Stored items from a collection
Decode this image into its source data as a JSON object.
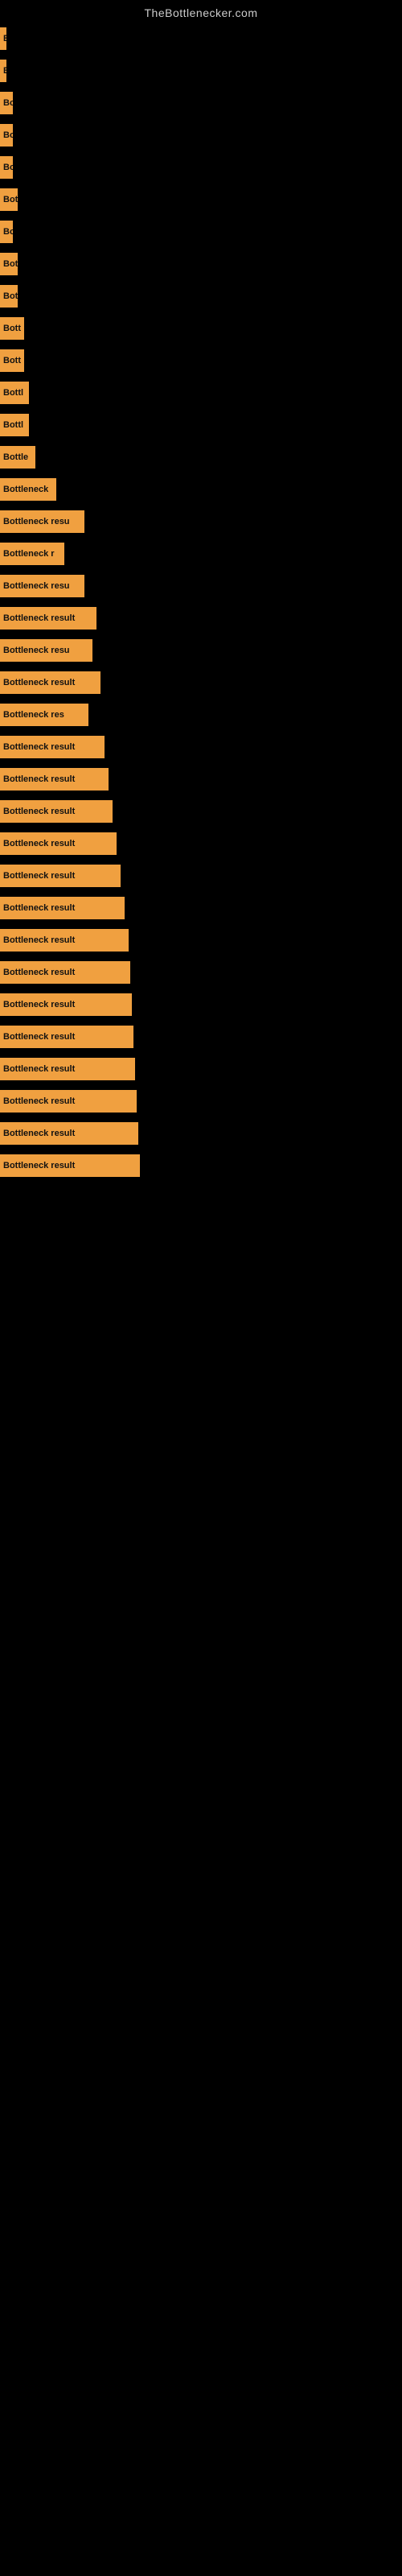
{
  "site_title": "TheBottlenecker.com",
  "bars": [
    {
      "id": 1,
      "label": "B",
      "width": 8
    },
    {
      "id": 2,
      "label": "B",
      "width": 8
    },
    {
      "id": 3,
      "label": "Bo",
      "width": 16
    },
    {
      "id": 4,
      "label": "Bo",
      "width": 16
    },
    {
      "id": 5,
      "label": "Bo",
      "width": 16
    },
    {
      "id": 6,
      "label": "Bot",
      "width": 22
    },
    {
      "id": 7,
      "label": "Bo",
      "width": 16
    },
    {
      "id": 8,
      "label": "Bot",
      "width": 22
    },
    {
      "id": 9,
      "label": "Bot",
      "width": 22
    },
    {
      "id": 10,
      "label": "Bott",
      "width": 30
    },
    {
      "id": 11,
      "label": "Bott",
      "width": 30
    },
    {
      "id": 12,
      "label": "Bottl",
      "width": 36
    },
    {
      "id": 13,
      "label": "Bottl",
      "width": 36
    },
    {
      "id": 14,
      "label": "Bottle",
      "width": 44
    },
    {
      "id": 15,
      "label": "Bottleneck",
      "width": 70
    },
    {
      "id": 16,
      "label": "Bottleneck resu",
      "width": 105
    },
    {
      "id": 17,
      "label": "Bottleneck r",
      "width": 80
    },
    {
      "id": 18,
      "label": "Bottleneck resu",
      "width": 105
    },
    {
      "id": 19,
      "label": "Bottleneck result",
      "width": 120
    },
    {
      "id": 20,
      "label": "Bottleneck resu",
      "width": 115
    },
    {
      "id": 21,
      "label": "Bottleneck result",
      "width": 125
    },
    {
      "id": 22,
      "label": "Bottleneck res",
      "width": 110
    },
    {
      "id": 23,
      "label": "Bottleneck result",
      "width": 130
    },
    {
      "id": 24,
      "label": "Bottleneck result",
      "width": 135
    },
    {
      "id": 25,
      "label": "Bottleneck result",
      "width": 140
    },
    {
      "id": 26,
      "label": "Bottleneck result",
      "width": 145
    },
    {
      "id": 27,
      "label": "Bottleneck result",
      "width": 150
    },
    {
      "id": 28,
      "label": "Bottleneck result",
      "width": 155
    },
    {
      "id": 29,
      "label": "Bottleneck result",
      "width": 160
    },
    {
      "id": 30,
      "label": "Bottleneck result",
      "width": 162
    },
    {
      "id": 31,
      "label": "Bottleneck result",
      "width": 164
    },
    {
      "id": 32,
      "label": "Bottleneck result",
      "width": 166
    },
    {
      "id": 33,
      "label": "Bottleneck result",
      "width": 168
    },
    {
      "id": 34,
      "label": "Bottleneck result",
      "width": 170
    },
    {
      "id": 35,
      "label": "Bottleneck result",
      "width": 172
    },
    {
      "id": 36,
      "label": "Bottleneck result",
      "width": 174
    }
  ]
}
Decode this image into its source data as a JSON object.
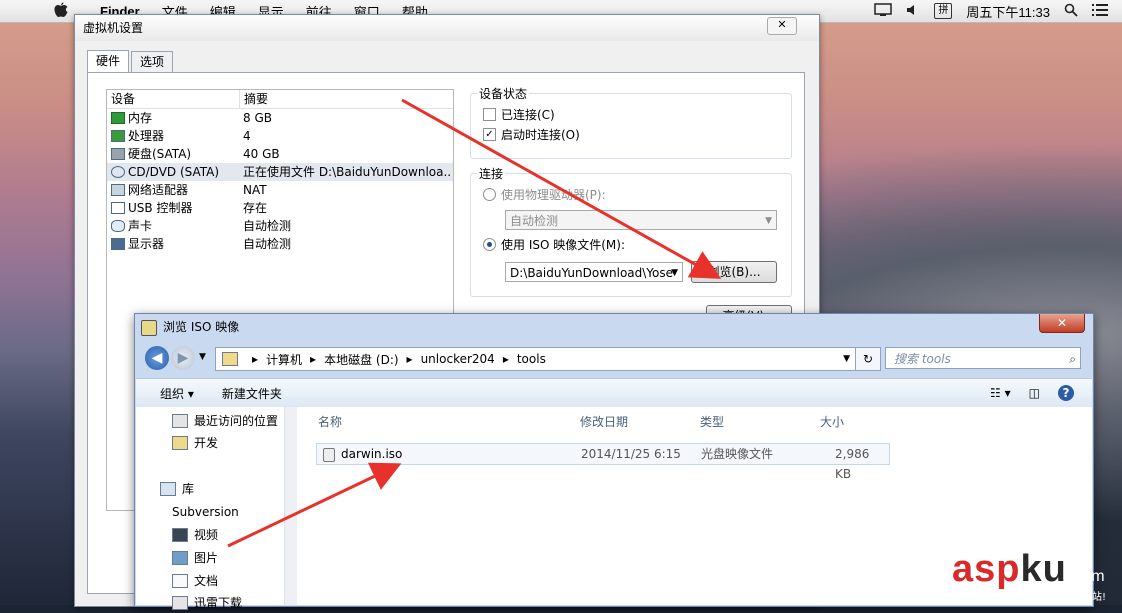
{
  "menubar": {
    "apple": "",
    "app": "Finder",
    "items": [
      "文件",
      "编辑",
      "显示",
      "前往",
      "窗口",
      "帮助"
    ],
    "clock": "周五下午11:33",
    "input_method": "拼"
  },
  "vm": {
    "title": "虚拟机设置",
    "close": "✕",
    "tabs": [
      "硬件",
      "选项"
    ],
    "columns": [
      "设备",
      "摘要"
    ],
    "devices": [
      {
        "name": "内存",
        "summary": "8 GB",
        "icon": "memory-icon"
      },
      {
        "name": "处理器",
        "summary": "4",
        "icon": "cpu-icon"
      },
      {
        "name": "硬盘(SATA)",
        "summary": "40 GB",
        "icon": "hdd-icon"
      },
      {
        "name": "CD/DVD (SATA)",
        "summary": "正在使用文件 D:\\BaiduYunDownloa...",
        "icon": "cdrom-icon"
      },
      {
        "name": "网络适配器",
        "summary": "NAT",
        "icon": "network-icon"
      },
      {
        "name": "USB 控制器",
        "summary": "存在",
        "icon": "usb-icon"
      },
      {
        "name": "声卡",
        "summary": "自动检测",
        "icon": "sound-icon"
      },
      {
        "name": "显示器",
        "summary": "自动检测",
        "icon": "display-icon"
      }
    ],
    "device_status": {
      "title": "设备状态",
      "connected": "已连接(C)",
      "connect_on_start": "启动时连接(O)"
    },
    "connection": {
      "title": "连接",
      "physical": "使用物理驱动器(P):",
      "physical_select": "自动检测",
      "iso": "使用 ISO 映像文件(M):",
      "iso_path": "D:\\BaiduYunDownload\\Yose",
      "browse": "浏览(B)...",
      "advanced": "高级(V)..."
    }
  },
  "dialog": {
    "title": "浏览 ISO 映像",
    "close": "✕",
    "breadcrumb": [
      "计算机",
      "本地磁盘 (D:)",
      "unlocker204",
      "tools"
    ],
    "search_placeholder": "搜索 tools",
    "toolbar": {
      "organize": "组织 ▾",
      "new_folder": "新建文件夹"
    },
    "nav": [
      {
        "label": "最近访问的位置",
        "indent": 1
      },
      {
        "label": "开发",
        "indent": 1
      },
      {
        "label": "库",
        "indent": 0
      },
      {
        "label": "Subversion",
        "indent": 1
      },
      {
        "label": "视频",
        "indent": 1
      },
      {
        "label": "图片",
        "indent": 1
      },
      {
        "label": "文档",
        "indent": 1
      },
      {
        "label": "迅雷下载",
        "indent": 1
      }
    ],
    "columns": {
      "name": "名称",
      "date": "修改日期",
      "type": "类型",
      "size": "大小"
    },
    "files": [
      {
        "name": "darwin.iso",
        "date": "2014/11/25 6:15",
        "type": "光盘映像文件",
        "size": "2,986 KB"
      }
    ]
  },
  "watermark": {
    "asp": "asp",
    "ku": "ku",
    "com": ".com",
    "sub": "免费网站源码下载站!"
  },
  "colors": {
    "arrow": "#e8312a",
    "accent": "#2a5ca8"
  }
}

* * *

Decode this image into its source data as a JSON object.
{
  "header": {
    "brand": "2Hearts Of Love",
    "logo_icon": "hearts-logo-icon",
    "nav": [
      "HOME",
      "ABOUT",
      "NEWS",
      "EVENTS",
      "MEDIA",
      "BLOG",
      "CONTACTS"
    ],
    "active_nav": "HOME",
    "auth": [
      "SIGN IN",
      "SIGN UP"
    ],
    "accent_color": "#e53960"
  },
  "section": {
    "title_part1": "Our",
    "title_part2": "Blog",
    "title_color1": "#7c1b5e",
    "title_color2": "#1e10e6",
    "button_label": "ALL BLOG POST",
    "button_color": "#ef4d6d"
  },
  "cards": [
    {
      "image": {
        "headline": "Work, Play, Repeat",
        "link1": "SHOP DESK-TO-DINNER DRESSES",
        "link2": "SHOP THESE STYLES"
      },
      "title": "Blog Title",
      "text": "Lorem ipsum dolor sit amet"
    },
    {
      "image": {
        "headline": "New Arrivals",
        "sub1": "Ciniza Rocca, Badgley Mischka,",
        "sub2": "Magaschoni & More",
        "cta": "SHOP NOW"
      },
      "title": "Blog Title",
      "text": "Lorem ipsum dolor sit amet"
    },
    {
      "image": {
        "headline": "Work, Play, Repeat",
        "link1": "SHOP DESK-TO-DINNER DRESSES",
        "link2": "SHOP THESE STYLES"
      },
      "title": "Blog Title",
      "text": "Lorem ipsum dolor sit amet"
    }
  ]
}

Stated task -> Answer only with how many lines in the records include "name".

Answer to the exercise -> 10